* **REQUIREMENTS**: Copy out all lines in the data below containing the string "Peso".

(Dataset items)
------------
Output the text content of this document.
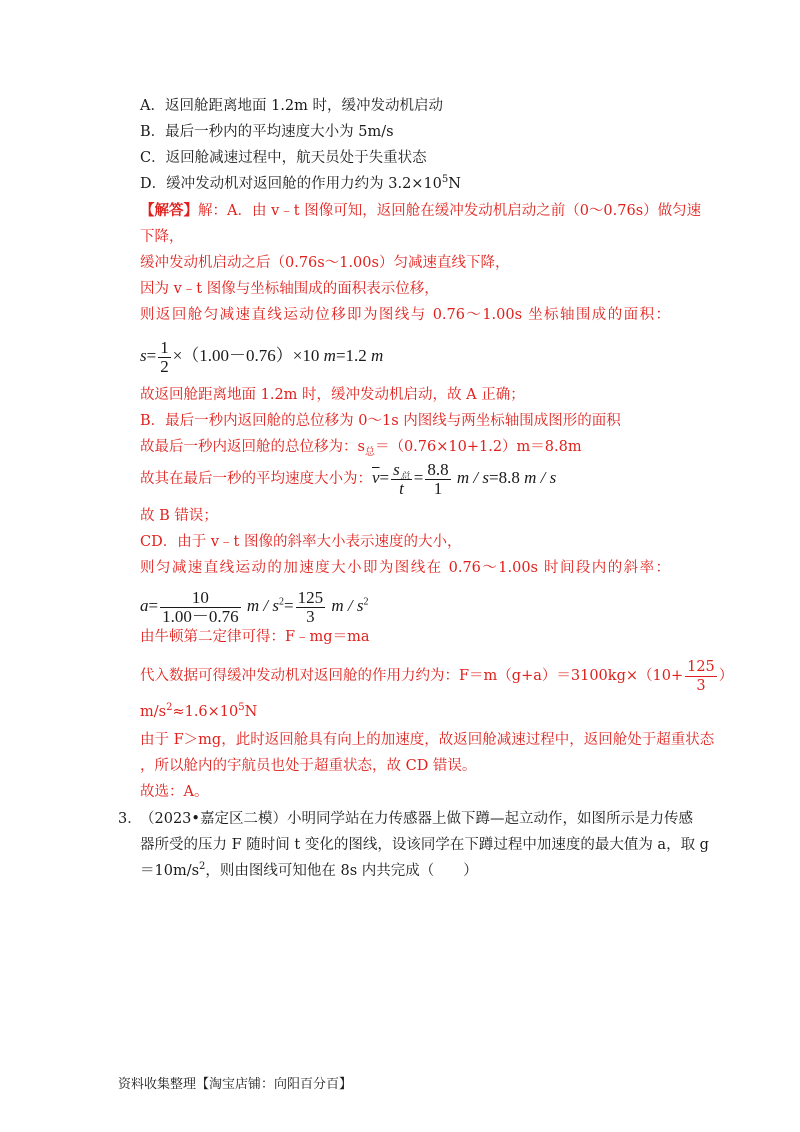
A．返回舱距离地面 1.2m 时，缓冲发动机启动
B．最后一秒内的平均速度大小为 5m/s
C．返回舱减速过程中，航天员处于失重状态
D．缓冲发动机对返回舱的作用力约为 $3.2\times 10^5N$
【解答】解：A．由 v﹣t 图像可知，返回舱在缓冲发动机启动之前（0～0.76s）做匀速
下降，
缓冲发动机启动之后（0.76s～1.00s）匀减速直线下降，
因为 v﹣t 图像与坐标轴围成的面积表示位移，
则返回舱匀减速直线运动位移即为图线与 0.76～1.00s 坐标轴围成的面积：
$s= \frac{1}{2} \times(1.00-0.76)\times 10$ m=1.2 m
故返回舱距离地面 1.2m 时，缓冲发动机启动，故 A 正确；
B．最后一秒内返回舱的总位移为 0～1s 内图线与两坐标轴围成图形的面积
故最后一秒内返回舱的总位移为：$s_总=(0.76\times 10+1.2)m=8.8m$
故其在最后一秒的平均速度大小为：$\overline{v}= \frac{s_总}{t} = \frac{8.8}{1}$ m / s=8.8 m / s
故 B 错误；
CD．由于 v﹣t 图像的斜率大小表示速度的大小，
则匀减速直线运动的加速度大小即为图线在 0.76～1.00s 时间段内的斜率：
$a= \frac{10}{1.00-0.76}$ $m / s^2= \frac{125}{3}$ m / $s^2$
由牛顿第二定律可得：F﹣mg＝ma
代入数据可得缓冲发动机对返回舱的作用力约为：$F=m(g+a)=3100kg\times(10+ \frac{125}{3}$ ）
$m/s^2\approx 1.6\times 10^5N$
由于 F＞mg，此时返回舱具有向上的加速度，故返回舱减速过程中，返回舱处于超重状态
，所以舱内的宇航员也处于超重状态，故 CD 错误。
故选：A。
3．
（2023•嘉定区二模）小明同学站在力传感器上做下蹲—起立动作，如图所示是力传感
器所受的压力 F 随时间 t 变化的图线，设该同学在下蹲过程中加速度的最大值为 a，取 g
$=10m/s^2$，则由图线可知他在 8s 内共完成（　　）
资料收集整理【淘宝店铺：向阳百分百】
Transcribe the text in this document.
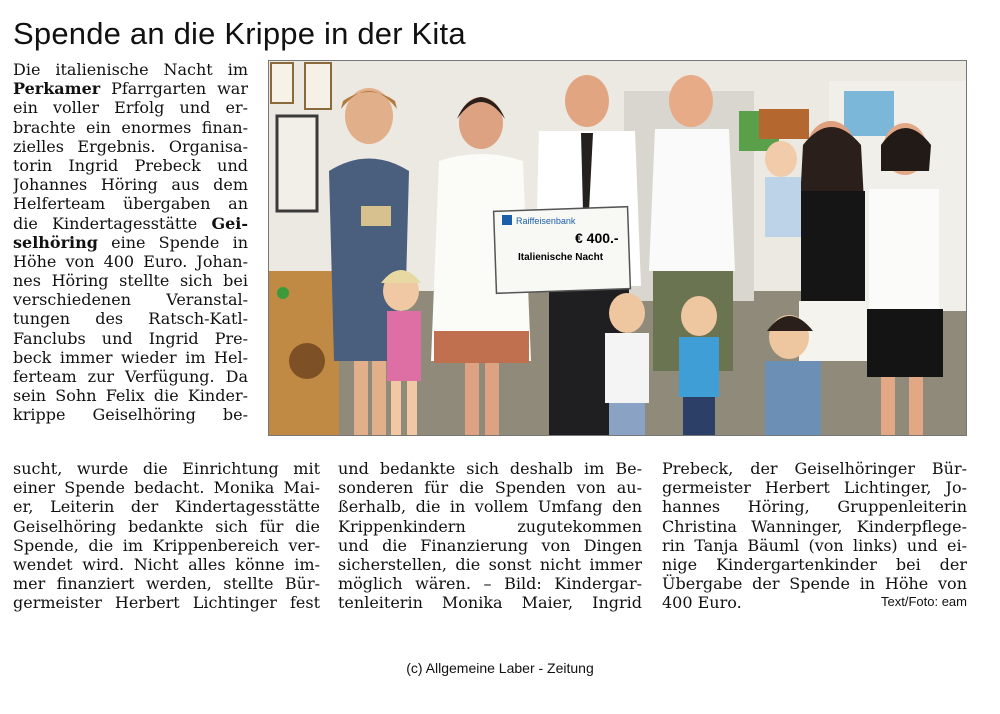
Spende an die Krippe in der Kita
Die italienische Nacht im
Perkamer Pfarrgarten war
ein voller Erfolg und er-
brachte ein enormes finan-
zielles Ergebnis. Organisa-
torin Ingrid Prebeck und
Johannes Höring aus dem
Helferteam übergaben an
die Kindertagesstätte Gei-
selhöring eine Spende in
Höhe von 400 Euro. Johan-
nes Höring stellte sich bei
verschiedenen Veranstal-
tungen des Ratsch-Katl-
Fanclubs und Ingrid Pre-
beck immer wieder im Hel-
ferteam zur Verfügung. Da
sein Sohn Felix die Kinder-
krippe Geiselhöring be-
Raiffeisenbank
€ 400.-
Italienische Nacht
sucht, wurde die Einrichtung mit
einer Spende bedacht. Monika Mai-
er, Leiterin der Kindertagesstätte
Geiselhöring bedankte sich für die
Spende, die im Krippenbereich ver-
wendet wird. Nicht alles könne im-
mer finanziert werden, stellte Bür-
germeister Herbert Lichtinger fest
und bedankte sich deshalb im Be-
sonderen für die Spenden von au-
ßerhalb, die in vollem Umfang den
Krippenkindern zugutekommen
und die Finanzierung von Dingen
sicherstellen, die sonst nicht immer
möglich wären. – Bild: Kindergar-
tenleiterin Monika Maier, Ingrid
Prebeck, der Geiselhöringer Bür-
germeister Herbert Lichtinger, Jo-
hannes Höring, Gruppenleiterin
Christina Wanninger, Kinderpflege-
rin Tanja Bäuml (von links) und ei-
nige Kindergartenkinder bei der
Übergabe der Spende in Höhe von
400 Euro.	Text/Foto: eam
(c) Allgemeine Laber - Zeitung
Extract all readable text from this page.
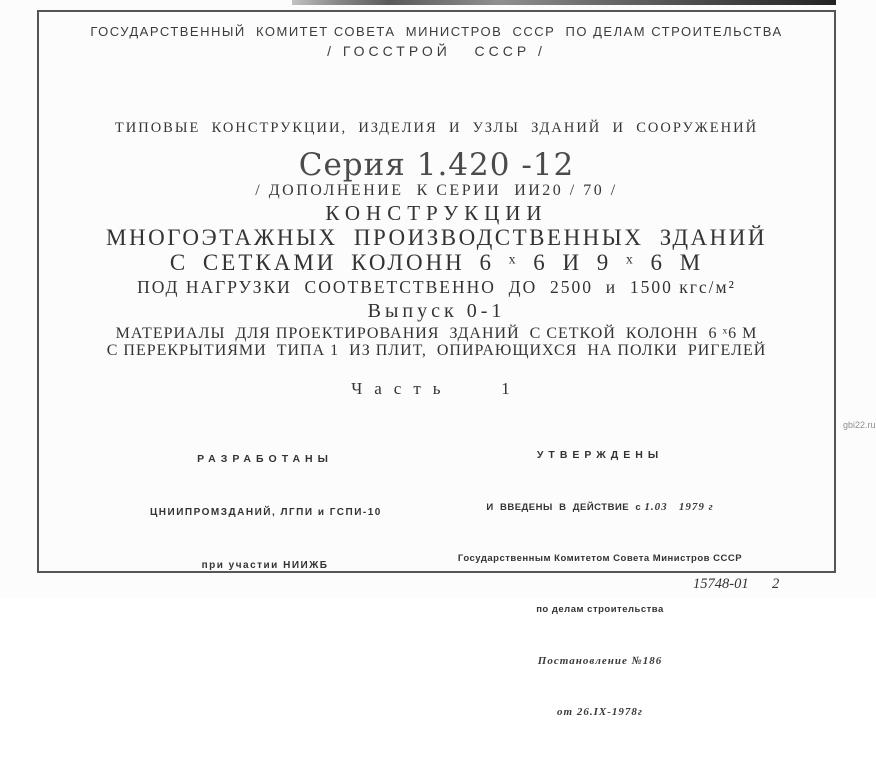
ГОСУДАРСТВЕННЫЙ  КОМИТЕТ СОВЕТА  МИНИСТРОВ  СССР  ПО ДЕЛАМ СТРОИТЕЛЬСТВА
/ ГОССТРОЙ   СССР /
ТИПОВЫЕ  КОНСТРУКЦИИ,  ИЗДЕЛИЯ  И  УЗЛЫ  ЗДАНИЙ  И  СООРУЖЕНИЙ
Серия 1.420 -12
/ ДОПОЛНЕНИЕ  К СЕРИИ  ИИ20 / 70 /
КОНСТРУКЦИИ
МНОГОЭТАЖНЫХ ПРОИЗВОДСТВЕННЫХ ЗДАНИЙ
С СЕТКАМИ КОЛОНН 6 ˣ 6 И 9 ˣ 6 М
ПОД НАГРУЗКИ  СООТВЕТСТВЕННО  ДО  2500  и  1500 кгс/м²
Выпуск 0-1
МАТЕРИАЛЫ  ДЛЯ ПРОЕКТИРОВАНИЯ  ЗДАНИЙ  С СЕТКОЙ  КОЛОНН  6 ˣ6 М
С ПЕРЕКРЫТИЯМИ  ТИПА 1  ИЗ ПЛИТ,  ОПИРАЮЩИХСЯ  НА ПОЛКИ  РИГЕЛЕЙ
Часть   1

РАЗРАБОТАНЫ

ЦНИИПРОМЗДАНИЙ, ЛГПИ и ГСПИ-10

при участии НИИЖБ

УТВЕРЖДЕНЫ

И  ВВЕДЕНЫ  В  ДЕЙСТВИЕ  с 1.03   1979 г

Государственным Комитетом Совета Министров СССР

по делам строительства

Постановление №186

от 26.IX-1978г

15748-01 2
gbi22.ru
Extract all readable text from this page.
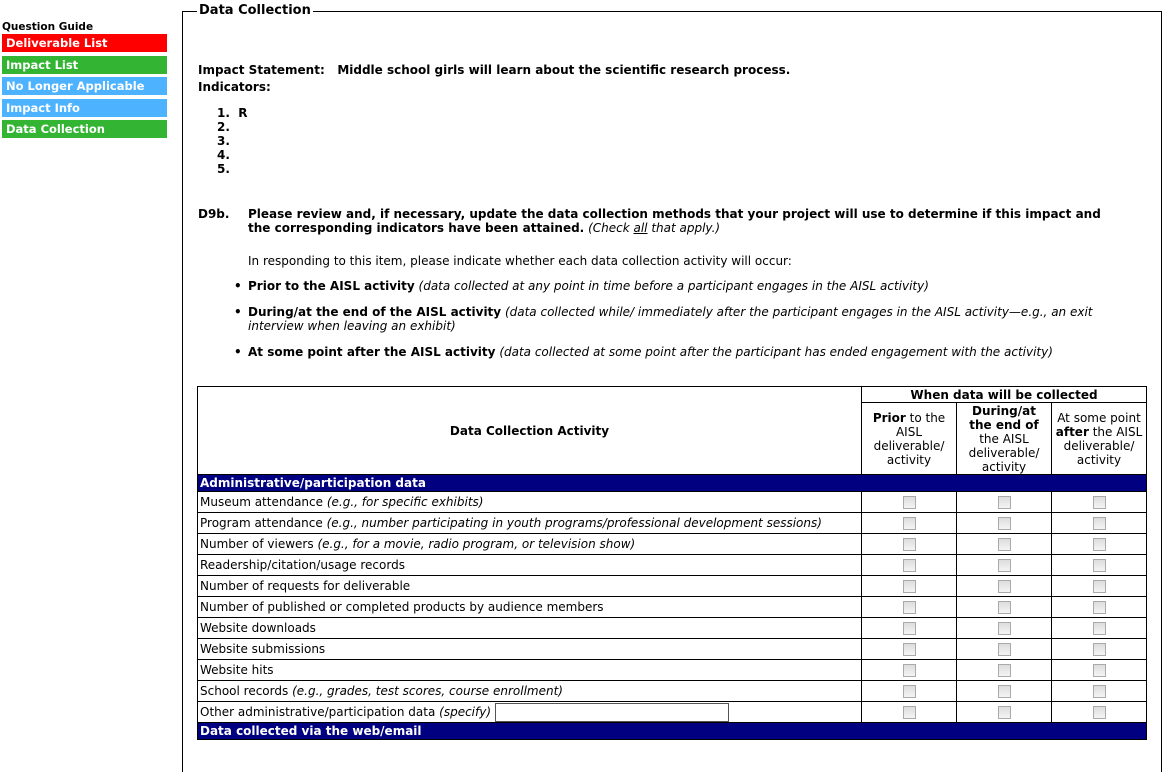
Question Guide
Deliverable List
Impact List
No Longer Applicable
Impact Info
Data Collection
Data Collection
Impact Statement: Middle school girls will learn about the scientific research process.
Indicators:
1.  R
2.
3.
4.
5.
D9b. Please review and, if necessary, update the data collection methods that your project will use to determine if this impact and the corresponding indicators have been attained. (Check all that apply.)
In responding to this item, please indicate whether each data collection activity will occur:
• Prior to the AISL activity (data collected at any point in time before a participant engages in the AISL activity)
• During/at the end of the AISL activity (data collected while/ immediately after the participant engages in the AISL activity—e.g., an exit interview when leaving an exhibit)
• At some point after the AISL activity (data collected at some point after the participant has ended engagement with the activity)
Data Collection Activity	When data will be collected		
	Prior to the AISL deliverable/ activity	During/at the end of the AISL deliverable/ activity	At some point after the AISL deliverable/ activity
Administrative/participation data			
Museum attendance (e.g., for specific exhibits)			
Program attendance (e.g., number participating in youth programs/professional development sessions)			
Number of viewers (e.g., for a movie, radio program, or television show)			
Readership/citation/usage records			
Number of requests for deliverable			
Number of published or completed products by audience members			
Website downloads			
Website submissions			
Website hits			
School records (e.g., grades, test scores, course enrollment)			
Other administrative/participation data (specify)			
Data collected via the web/email			
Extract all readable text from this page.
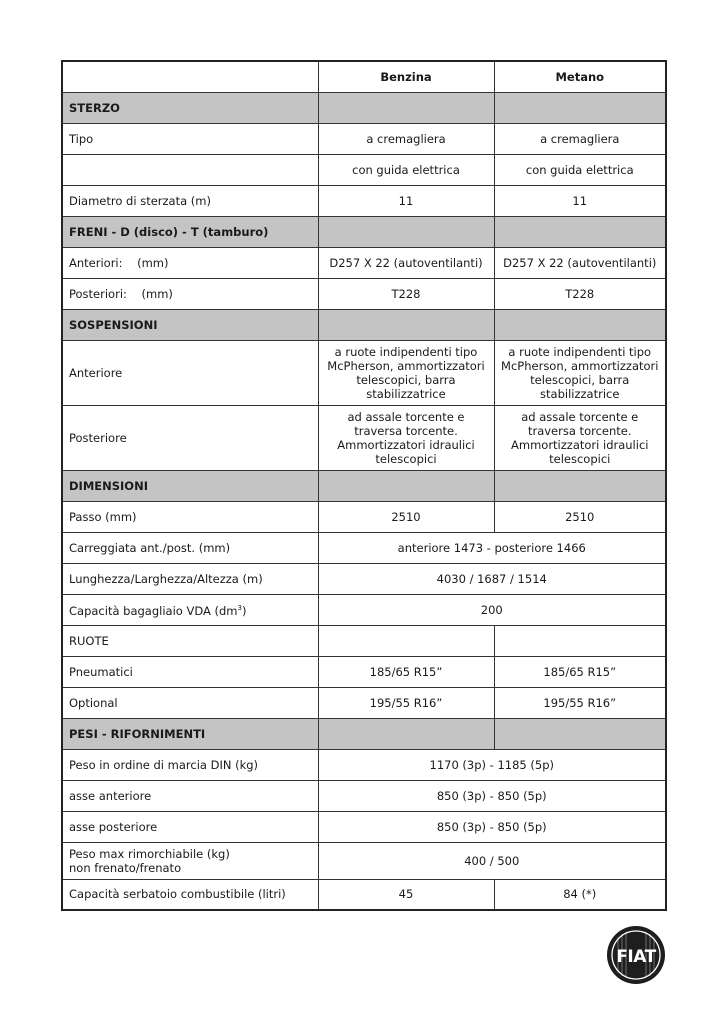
	Benzina	Metano
STERZO		
Tipo	a cremagliera	a cremagliera
	con guida elettrica	con guida elettrica
Diametro di sterzata (m)	11	11
FRENI - D (disco) - T (tamburo)		
Anteriori:    (mm)	D257 X 22 (autoventilanti)	D257 X 22 (autoventilanti)
Posteriori:    (mm)	T228	T228
SOSPENSIONI		
Anteriore	a ruote indipendenti tipo McPherson, ammortizzatori telescopici, barra stabilizzatrice	a ruote indipendenti tipo McPherson, ammortizzatori telescopici, barra stabilizzatrice
Posteriore	ad assale torcente e traversa torcente. Ammortizzatori idraulici telescopici	ad assale torcente e traversa torcente. Ammortizzatori idraulici telescopici
DIMENSIONI		
Passo (mm)	2510	2510
Carreggiata ant./post. (mm)	anteriore 1473 - posteriore 1466	
Lunghezza/Larghezza/Altezza (m)	4030 / 1687 / 1514	
Capacità bagagliaio VDA $(dm^3)$	200	
RUOTE		
Pneumatici	185/65 R15”	185/65 R15”
Optional	195/55 R16”	195/55 R16”
PESI - RIFORNIMENTI		
Peso in ordine di marcia DIN (kg)	1170 (3p) - 1185 (5p)	
asse anteriore	850 (3p) - 850 (5p)	
asse posteriore	850 (3p) - 850 (5p)	

Peso max rimorchiabile (kg)
non frenato/frenato	400 / 500	
Capacità serbatoio combustibile (litri)	45	84 (*)
FIAT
------------
* **SOLUTION FOR THIS PROBLEM**:
Peso in ordine di marcia DIN (kg)	1170 (3p) - 1185 (5p)	
Peso max rimorchiabile (kg)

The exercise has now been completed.